** DATA SHOWN **
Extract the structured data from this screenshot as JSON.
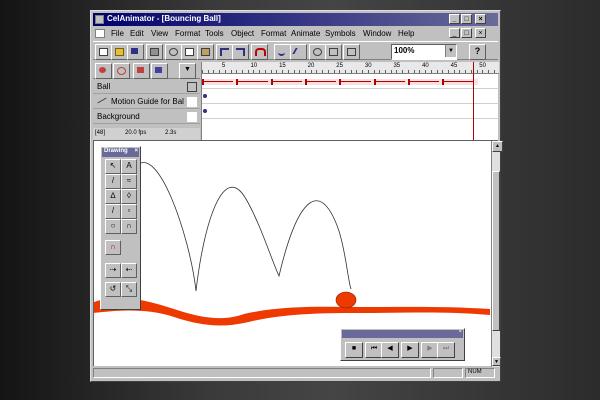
{
  "app": {
    "title": "CelAnimator - [Bouncing Ball]",
    "window_controls": [
      "minimize",
      "maximize",
      "close"
    ]
  },
  "menu": {
    "items": [
      {
        "label": "File"
      },
      {
        "label": "Edit"
      },
      {
        "label": "View"
      },
      {
        "label": "Format"
      },
      {
        "label": "Tools"
      },
      {
        "label": "Object"
      },
      {
        "label": "Format"
      },
      {
        "label": "Animate"
      },
      {
        "label": "Symbols"
      },
      {
        "label": "Window"
      },
      {
        "label": "Help"
      }
    ]
  },
  "toolbar": {
    "buttons": [
      "new-icon",
      "open-icon",
      "save-icon",
      "print-icon",
      "cut-icon",
      "copy-icon",
      "paste-icon",
      "undo-icon",
      "redo-icon",
      "magnet-icon",
      "smooth-icon",
      "straighten-icon",
      "rotate-icon",
      "scale-icon",
      "zoom-in-icon"
    ],
    "zoom_value": "100%",
    "help_label": "?"
  },
  "timeline": {
    "ruler_labels": [
      "5",
      "10",
      "15",
      "20",
      "25",
      "30",
      "35",
      "40",
      "45",
      "50"
    ],
    "layers": [
      {
        "name": "Ball"
      },
      {
        "name": "Motion Guide for Bal"
      },
      {
        "name": "Background"
      }
    ],
    "status": {
      "frame": "[48]",
      "fps": "20.0 fps",
      "time": "2.3s"
    },
    "keyframe_color": "#b00000",
    "playhead_frame": 48
  },
  "drawing_palette": {
    "title": "Drawing"
  },
  "controller": {
    "buttons": [
      "stop-icon",
      "rewind-icon",
      "step-back-icon",
      "play-icon",
      "step-forward-icon",
      "fast-forward-icon"
    ]
  },
  "statusbar": {
    "num": "NUM"
  },
  "colors": {
    "ball": "#ee3a00",
    "ground": "#ee3a00",
    "titlebar": "#00006e"
  }
}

** SET PROBLEM **
Set the pictures aside and transcribe the data above exactly.

** RESPONSE TO THE TASK **
Extract the structured data from this screenshot as JSON.
{
  "app": {
    "title": "CelAnimator - [Bouncing Ball]",
    "window_controls": [
      "minimize",
      "maximize",
      "close"
    ]
  },
  "menu": {
    "items": [
      {
        "label": "File"
      },
      {
        "label": "Edit"
      },
      {
        "label": "View"
      },
      {
        "label": "Format"
      },
      {
        "label": "Tools"
      },
      {
        "label": "Object"
      },
      {
        "label": "Format"
      },
      {
        "label": "Animate"
      },
      {
        "label": "Symbols"
      },
      {
        "label": "Window"
      },
      {
        "label": "Help"
      }
    ]
  },
  "toolbar": {
    "buttons": [
      "new-icon",
      "open-icon",
      "save-icon",
      "print-icon",
      "cut-icon",
      "copy-icon",
      "paste-icon",
      "undo-icon",
      "redo-icon",
      "magnet-icon",
      "smooth-icon",
      "straighten-icon",
      "rotate-icon",
      "scale-icon",
      "zoom-in-icon"
    ],
    "zoom_value": "100%",
    "help_label": "?"
  },
  "timeline": {
    "ruler_labels": [
      "5",
      "10",
      "15",
      "20",
      "25",
      "30",
      "35",
      "40",
      "45",
      "50"
    ],
    "layers": [
      {
        "name": "Ball"
      },
      {
        "name": "Motion Guide for Bal"
      },
      {
        "name": "Background"
      }
    ],
    "status": {
      "frame": "[48]",
      "fps": "20.0 fps",
      "time": "2.3s"
    },
    "keyframe_color": "#b00000",
    "playhead_frame": 48
  },
  "drawing_palette": {
    "title": "Drawing"
  },
  "controller": {
    "buttons": [
      "stop-icon",
      "rewind-icon",
      "step-back-icon",
      "play-icon",
      "step-forward-icon",
      "fast-forward-icon"
    ]
  },
  "statusbar": {
    "num": "NUM"
  },
  "colors": {
    "ball": "#ee3a00",
    "ground": "#ee3a00",
    "titlebar": "#00006e"
  }
}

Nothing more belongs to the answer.